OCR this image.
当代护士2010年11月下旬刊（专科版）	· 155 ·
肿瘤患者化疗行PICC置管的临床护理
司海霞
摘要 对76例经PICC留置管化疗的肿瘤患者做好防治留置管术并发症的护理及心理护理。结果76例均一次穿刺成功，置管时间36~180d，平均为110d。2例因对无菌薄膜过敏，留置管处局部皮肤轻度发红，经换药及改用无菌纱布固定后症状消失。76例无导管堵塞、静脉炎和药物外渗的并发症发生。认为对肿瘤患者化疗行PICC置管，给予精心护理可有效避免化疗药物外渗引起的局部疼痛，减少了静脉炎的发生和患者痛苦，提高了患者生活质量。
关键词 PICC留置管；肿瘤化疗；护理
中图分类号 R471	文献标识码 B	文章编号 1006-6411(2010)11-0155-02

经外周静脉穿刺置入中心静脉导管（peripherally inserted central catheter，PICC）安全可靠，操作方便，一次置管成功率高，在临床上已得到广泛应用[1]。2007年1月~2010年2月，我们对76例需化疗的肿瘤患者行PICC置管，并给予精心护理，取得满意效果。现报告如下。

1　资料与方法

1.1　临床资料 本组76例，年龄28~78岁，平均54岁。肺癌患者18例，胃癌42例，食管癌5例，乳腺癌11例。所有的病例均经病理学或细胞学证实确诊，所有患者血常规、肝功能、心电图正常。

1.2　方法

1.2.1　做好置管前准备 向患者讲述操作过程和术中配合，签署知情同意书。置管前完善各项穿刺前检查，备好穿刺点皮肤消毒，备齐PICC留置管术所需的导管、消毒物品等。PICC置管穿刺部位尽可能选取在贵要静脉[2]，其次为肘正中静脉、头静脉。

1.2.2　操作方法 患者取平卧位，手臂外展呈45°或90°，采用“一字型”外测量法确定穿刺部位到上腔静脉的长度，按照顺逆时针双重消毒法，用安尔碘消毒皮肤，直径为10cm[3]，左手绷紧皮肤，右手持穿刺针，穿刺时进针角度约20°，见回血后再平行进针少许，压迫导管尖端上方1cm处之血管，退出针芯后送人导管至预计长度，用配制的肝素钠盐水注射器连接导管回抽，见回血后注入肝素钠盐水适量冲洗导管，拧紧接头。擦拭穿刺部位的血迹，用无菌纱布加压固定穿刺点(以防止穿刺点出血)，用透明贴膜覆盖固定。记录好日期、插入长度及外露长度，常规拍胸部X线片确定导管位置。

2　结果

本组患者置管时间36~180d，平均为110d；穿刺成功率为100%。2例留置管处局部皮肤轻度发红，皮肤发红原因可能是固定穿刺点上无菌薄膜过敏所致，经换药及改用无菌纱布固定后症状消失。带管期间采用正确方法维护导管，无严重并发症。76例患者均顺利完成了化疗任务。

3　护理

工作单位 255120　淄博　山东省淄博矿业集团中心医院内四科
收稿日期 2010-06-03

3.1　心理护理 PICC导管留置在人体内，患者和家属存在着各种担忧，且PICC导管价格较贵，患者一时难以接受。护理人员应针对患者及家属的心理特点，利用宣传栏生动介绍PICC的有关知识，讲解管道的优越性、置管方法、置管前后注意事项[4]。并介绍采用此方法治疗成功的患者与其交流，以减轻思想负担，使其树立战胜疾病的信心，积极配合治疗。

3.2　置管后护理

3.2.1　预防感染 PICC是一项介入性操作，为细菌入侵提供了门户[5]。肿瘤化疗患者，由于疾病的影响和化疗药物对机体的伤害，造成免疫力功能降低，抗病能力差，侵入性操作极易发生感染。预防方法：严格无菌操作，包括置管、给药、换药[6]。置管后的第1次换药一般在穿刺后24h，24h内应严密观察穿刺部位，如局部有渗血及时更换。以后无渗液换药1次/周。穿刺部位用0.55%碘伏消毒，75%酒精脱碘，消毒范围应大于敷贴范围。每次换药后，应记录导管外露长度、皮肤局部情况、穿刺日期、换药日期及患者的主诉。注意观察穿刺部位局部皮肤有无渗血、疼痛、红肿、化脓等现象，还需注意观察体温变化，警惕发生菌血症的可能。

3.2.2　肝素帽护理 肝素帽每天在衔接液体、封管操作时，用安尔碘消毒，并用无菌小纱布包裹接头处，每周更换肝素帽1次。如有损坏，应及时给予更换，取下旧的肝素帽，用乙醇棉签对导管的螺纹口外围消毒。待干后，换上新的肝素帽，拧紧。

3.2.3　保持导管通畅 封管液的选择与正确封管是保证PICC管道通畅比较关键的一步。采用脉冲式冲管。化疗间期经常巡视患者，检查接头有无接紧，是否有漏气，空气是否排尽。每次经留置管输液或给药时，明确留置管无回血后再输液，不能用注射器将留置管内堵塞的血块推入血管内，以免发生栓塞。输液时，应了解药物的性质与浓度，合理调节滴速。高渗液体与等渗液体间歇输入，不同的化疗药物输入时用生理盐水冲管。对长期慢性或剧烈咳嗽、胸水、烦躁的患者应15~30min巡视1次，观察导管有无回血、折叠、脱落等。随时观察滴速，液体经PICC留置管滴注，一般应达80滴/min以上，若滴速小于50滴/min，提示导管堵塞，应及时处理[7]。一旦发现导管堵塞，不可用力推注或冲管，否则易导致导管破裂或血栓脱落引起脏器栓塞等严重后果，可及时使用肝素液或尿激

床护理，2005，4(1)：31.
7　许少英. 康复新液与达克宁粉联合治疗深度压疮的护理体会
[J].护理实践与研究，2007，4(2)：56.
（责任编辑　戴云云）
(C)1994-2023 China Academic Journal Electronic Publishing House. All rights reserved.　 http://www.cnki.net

◇ ◇ ◇ ◇ ◇

**AIM OF THE EXERCISE**. Every entry must be quoted exactly as it appears above.

**ANSWER TO THE PROBLEM**.
OCR this image.
当代护士2010年11月下旬刊（专科版）	· 155 ·
肿瘤患者化疗行PICC置管的临床护理
司海霞
摘要 对76例经PICC留置管化疗的肿瘤患者做好防治留置管术并发症的护理及心理护理。结果76例均一次穿刺成功，置管时间36~180d，平均为110d。2例因对无菌薄膜过敏，留置管处局部皮肤轻度发红，经换药及改用无菌纱布固定后症状消失。76例无导管堵塞、静脉炎和药物外渗的并发症发生。认为对肿瘤患者化疗行PICC置管，给予精心护理可有效避免化疗药物外渗引起的局部疼痛，减少了静脉炎的发生和患者痛苦，提高了患者生活质量。
关键词 PICC留置管；肿瘤化疗；护理
中图分类号 R471	文献标识码 B	文章编号 1006-6411(2010)11-0155-02

经外周静脉穿刺置入中心静脉导管（peripherally inserted central catheter，PICC）安全可靠，操作方便，一次置管成功率高，在临床上已得到广泛应用[1]。2007年1月~2010年2月，我们对76例需化疗的肿瘤患者行PICC置管，并给予精心护理，取得满意效果。现报告如下。

1　资料与方法

1.1　临床资料 本组76例，年龄28~78岁，平均54岁。肺癌患者18例，胃癌42例，食管癌5例，乳腺癌11例。所有的病例均经病理学或细胞学证实确诊，所有患者血常规、肝功能、心电图正常。

1.2　方法

1.2.1　做好置管前准备 向患者讲述操作过程和术中配合，签署知情同意书。置管前完善各项穿刺前检查，备好穿刺点皮肤消毒，备齐PICC留置管术所需的导管、消毒物品等。PICC置管穿刺部位尽可能选取在贵要静脉[2]，其次为肘正中静脉、头静脉。

1.2.2　操作方法 患者取平卧位，手臂外展呈45°或90°，采用“一字型”外测量法确定穿刺部位到上腔静脉的长度，按照顺逆时针双重消毒法，用安尔碘消毒皮肤，直径为10cm[3]，左手绷紧皮肤，右手持穿刺针，穿刺时进针角度约20°，见回血后再平行进针少许，压迫导管尖端上方1cm处之血管，退出针芯后送人导管至预计长度，用配制的肝素钠盐水注射器连接导管回抽，见回血后注入肝素钠盐水适量冲洗导管，拧紧接头。擦拭穿刺部位的血迹，用无菌纱布加压固定穿刺点(以防止穿刺点出血)，用透明贴膜覆盖固定。记录好日期、插入长度及外露长度，常规拍胸部X线片确定导管位置。

2　结果

本组患者置管时间36~180d，平均为110d；穿刺成功率为100%。2例留置管处局部皮肤轻度发红，皮肤发红原因可能是固定穿刺点上无菌薄膜过敏所致，经换药及改用无菌纱布固定后症状消失。带管期间采用正确方法维护导管，无严重并发症。76例患者均顺利完成了化疗任务。

3　护理

工作单位 255120　淄博　山东省淄博矿业集团中心医院内四科
收稿日期 2010-06-03

3.1　心理护理 PICC导管留置在人体内，患者和家属存在着各种担忧，且PICC导管价格较贵，患者一时难以接受。护理人员应针对患者及家属的心理特点，利用宣传栏生动介绍PICC的有关知识，讲解管道的优越性、置管方法、置管前后注意事项[4]。并介绍采用此方法治疗成功的患者与其交流，以减轻思想负担，使其树立战胜疾病的信心，积极配合治疗。

3.2　置管后护理

3.2.1　预防感染 PICC是一项介入性操作，为细菌入侵提供了门户[5]。肿瘤化疗患者，由于疾病的影响和化疗药物对机体的伤害，造成免疫力功能降低，抗病能力差，侵入性操作极易发生感染。预防方法：严格无菌操作，包括置管、给药、换药[6]。置管后的第1次换药一般在穿刺后24h，24h内应严密观察穿刺部位，如局部有渗血及时更换。以后无渗液换药1次/周。穿刺部位用0.55%碘伏消毒，75%酒精脱碘，消毒范围应大于敷贴范围。每次换药后，应记录导管外露长度、皮肤局部情况、穿刺日期、换药日期及患者的主诉。注意观察穿刺部位局部皮肤有无渗血、疼痛、红肿、化脓等现象，还需注意观察体温变化，警惕发生菌血症的可能。

3.2.2　肝素帽护理 肝素帽每天在衔接液体、封管操作时，用安尔碘消毒，并用无菌小纱布包裹接头处，每周更换肝素帽1次。如有损坏，应及时给予更换，取下旧的肝素帽，用乙醇棉签对导管的螺纹口外围消毒。待干后，换上新的肝素帽，拧紧。

3.2.3　保持导管通畅 封管液的选择与正确封管是保证PICC管道通畅比较关键的一步。采用脉冲式冲管。化疗间期经常巡视患者，检查接头有无接紧，是否有漏气，空气是否排尽。每次经留置管输液或给药时，明确留置管无回血后再输液，不能用注射器将留置管内堵塞的血块推入血管内，以免发生栓塞。输液时，应了解药物的性质与浓度，合理调节滴速。高渗液体与等渗液体间歇输入，不同的化疗药物输入时用生理盐水冲管。对长期慢性或剧烈咳嗽、胸水、烦躁的患者应15~30min巡视1次，观察导管有无回血、折叠、脱落等。随时观察滴速，液体经PICC留置管滴注，一般应达80滴/min以上，若滴速小于50滴/min，提示导管堵塞，应及时处理[7]。一旦发现导管堵塞，不可用力推注或冲管，否则易导致导管破裂或血栓脱落引起脏器栓塞等严重后果，可及时使用肝素液或尿激

床护理，2005，4(1)：31.
7　许少英. 康复新液与达克宁粉联合治疗深度压疮的护理体会
[J].护理实践与研究，2007，4(2)：56.
（责任编辑　戴云云）
(C)1994-2023 China Academic Journal Electronic Publishing House. All rights reserved.　 http://www.cnki.net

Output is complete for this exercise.